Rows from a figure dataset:
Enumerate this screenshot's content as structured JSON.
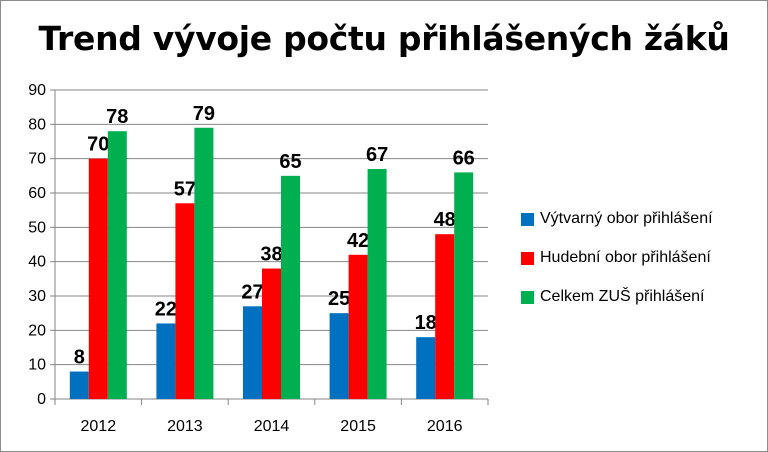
{
  "chart_data": {
    "type": "bar",
    "title": "Trend vývoje počtu přihlášených žáků",
    "categories": [
      "2012",
      "2013",
      "2014",
      "2015",
      "2016"
    ],
    "series": [
      {
        "name": "Výtvarný obor přihlášení",
        "color": "#0070c0",
        "values": [
          8,
          22,
          27,
          25,
          18
        ]
      },
      {
        "name": "Hudební obor přihlášení",
        "color": "#ff0000",
        "values": [
          70,
          57,
          38,
          42,
          48
        ]
      },
      {
        "name": "Celkem ZUŠ přihlášení",
        "color": "#00b050",
        "values": [
          78,
          79,
          65,
          67,
          66
        ]
      }
    ],
    "ylim": [
      0,
      90
    ],
    "yticks": [
      0,
      10,
      20,
      30,
      40,
      50,
      60,
      70,
      80,
      90
    ],
    "grid": true,
    "legend_position": "right",
    "data_labels": true
  }
}
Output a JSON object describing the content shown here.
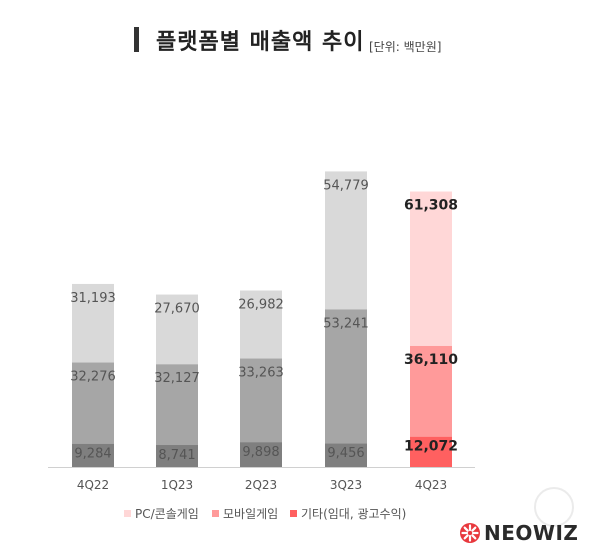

* **Exercise requirements**
Extract every line containing the string "content" from the material.

* **Task output**
Enumerate this screenshot's content as structured JSON.
Output a JSON object describing the content shown here.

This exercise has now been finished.